*SUPPLIED ENTRIES*
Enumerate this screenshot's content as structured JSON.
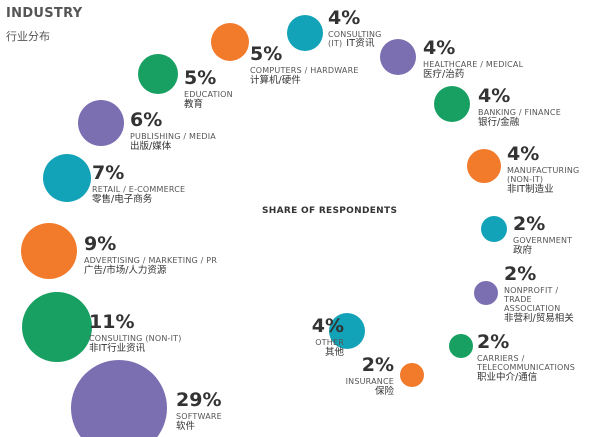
{
  "header": {
    "title_en": "INDUSTRY",
    "title_zh": "行业分布"
  },
  "chart_data": {
    "type": "bubble",
    "title": "SHARE OF RESPONDENTS",
    "unit": "%",
    "colors": {
      "purple": "#7b6fb2",
      "teal": "#13a3b8",
      "green": "#17a062",
      "orange": "#f27a2b"
    },
    "items": [
      {
        "en": "CONSULTING (IT)",
        "zh": "IT资讯",
        "value": 4,
        "pct": "4%",
        "color": "#13a3b8"
      },
      {
        "en": "HEALTHCARE / MEDICAL",
        "zh": "医疗/治药",
        "value": 4,
        "pct": "4%",
        "color": "#7b6fb2"
      },
      {
        "en": "BANKING / FINANCE",
        "zh": "银行/金融",
        "value": 4,
        "pct": "4%",
        "color": "#17a062"
      },
      {
        "en": "MANUFACTURING (NON-IT)",
        "zh": "非IT制造业",
        "value": 4,
        "pct": "4%",
        "color": "#f27a2b"
      },
      {
        "en": "GOVERNMENT",
        "zh": "政府",
        "value": 2,
        "pct": "2%",
        "color": "#13a3b8"
      },
      {
        "en": "NONPROFIT / TRADE ASSOCIATION",
        "zh": "非营利/贸易相关",
        "value": 2,
        "pct": "2%",
        "color": "#7b6fb2"
      },
      {
        "en": "CARRIERS / TELECOMMUNICATIONS",
        "zh": "职业中介/通信",
        "value": 2,
        "pct": "2%",
        "color": "#17a062"
      },
      {
        "en": "INSURANCE",
        "zh": "保险",
        "value": 2,
        "pct": "2%",
        "color": "#f27a2b"
      },
      {
        "en": "OTHER",
        "zh": "其他",
        "value": 4,
        "pct": "4%",
        "color": "#13a3b8"
      },
      {
        "en": "SOFTWARE",
        "zh": "软件",
        "value": 29,
        "pct": "29%",
        "color": "#7b6fb2"
      },
      {
        "en": "CONSULTING (NON-IT)",
        "zh": "非IT行业资讯",
        "value": 11,
        "pct": "11%",
        "color": "#17a062"
      },
      {
        "en": "ADVERTISING / MARKETING / PR",
        "zh": "广告/市场/人力资源",
        "value": 9,
        "pct": "9%",
        "color": "#f27a2b"
      },
      {
        "en": "RETAIL / E-COMMERCE",
        "zh": "零售/电子商务",
        "value": 7,
        "pct": "7%",
        "color": "#13a3b8"
      },
      {
        "en": "PUBLISHING / MEDIA",
        "zh": "出版/媒体",
        "value": 6,
        "pct": "6%",
        "color": "#7b6fb2"
      },
      {
        "en": "EDUCATION",
        "zh": "教育",
        "value": 5,
        "pct": "5%",
        "color": "#17a062"
      },
      {
        "en": "COMPUTERS / HARDWARE",
        "zh": "计算机/硬件",
        "value": 5,
        "pct": "5%",
        "color": "#f27a2b"
      }
    ]
  }
}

*GIVEN EXERCISE*
The records above must be transcribed exactly. Pictures are left out of the copy.

*ANSWER TO THIS PROBLEM*
Enumerate this screenshot's content as structured JSON.
{
  "header": {
    "title_en": "INDUSTRY",
    "title_zh": "行业分布"
  },
  "chart_data": {
    "type": "bubble",
    "title": "SHARE OF RESPONDENTS",
    "unit": "%",
    "colors": {
      "purple": "#7b6fb2",
      "teal": "#13a3b8",
      "green": "#17a062",
      "orange": "#f27a2b"
    },
    "items": [
      {
        "en": "CONSULTING (IT)",
        "zh": "IT资讯",
        "value": 4,
        "pct": "4%",
        "color": "#13a3b8"
      },
      {
        "en": "HEALTHCARE / MEDICAL",
        "zh": "医疗/治药",
        "value": 4,
        "pct": "4%",
        "color": "#7b6fb2"
      },
      {
        "en": "BANKING / FINANCE",
        "zh": "银行/金融",
        "value": 4,
        "pct": "4%",
        "color": "#17a062"
      },
      {
        "en": "MANUFACTURING (NON-IT)",
        "zh": "非IT制造业",
        "value": 4,
        "pct": "4%",
        "color": "#f27a2b"
      },
      {
        "en": "GOVERNMENT",
        "zh": "政府",
        "value": 2,
        "pct": "2%",
        "color": "#13a3b8"
      },
      {
        "en": "NONPROFIT / TRADE ASSOCIATION",
        "zh": "非营利/贸易相关",
        "value": 2,
        "pct": "2%",
        "color": "#7b6fb2"
      },
      {
        "en": "CARRIERS / TELECOMMUNICATIONS",
        "zh": "职业中介/通信",
        "value": 2,
        "pct": "2%",
        "color": "#17a062"
      },
      {
        "en": "INSURANCE",
        "zh": "保险",
        "value": 2,
        "pct": "2%",
        "color": "#f27a2b"
      },
      {
        "en": "OTHER",
        "zh": "其他",
        "value": 4,
        "pct": "4%",
        "color": "#13a3b8"
      },
      {
        "en": "SOFTWARE",
        "zh": "软件",
        "value": 29,
        "pct": "29%",
        "color": "#7b6fb2"
      },
      {
        "en": "CONSULTING (NON-IT)",
        "zh": "非IT行业资讯",
        "value": 11,
        "pct": "11%",
        "color": "#17a062"
      },
      {
        "en": "ADVERTISING / MARKETING / PR",
        "zh": "广告/市场/人力资源",
        "value": 9,
        "pct": "9%",
        "color": "#f27a2b"
      },
      {
        "en": "RETAIL / E-COMMERCE",
        "zh": "零售/电子商务",
        "value": 7,
        "pct": "7%",
        "color": "#13a3b8"
      },
      {
        "en": "PUBLISHING / MEDIA",
        "zh": "出版/媒体",
        "value": 6,
        "pct": "6%",
        "color": "#7b6fb2"
      },
      {
        "en": "EDUCATION",
        "zh": "教育",
        "value": 5,
        "pct": "5%",
        "color": "#17a062"
      },
      {
        "en": "COMPUTERS / HARDWARE",
        "zh": "计算机/硬件",
        "value": 5,
        "pct": "5%",
        "color": "#f27a2b"
      }
    ]
  }
}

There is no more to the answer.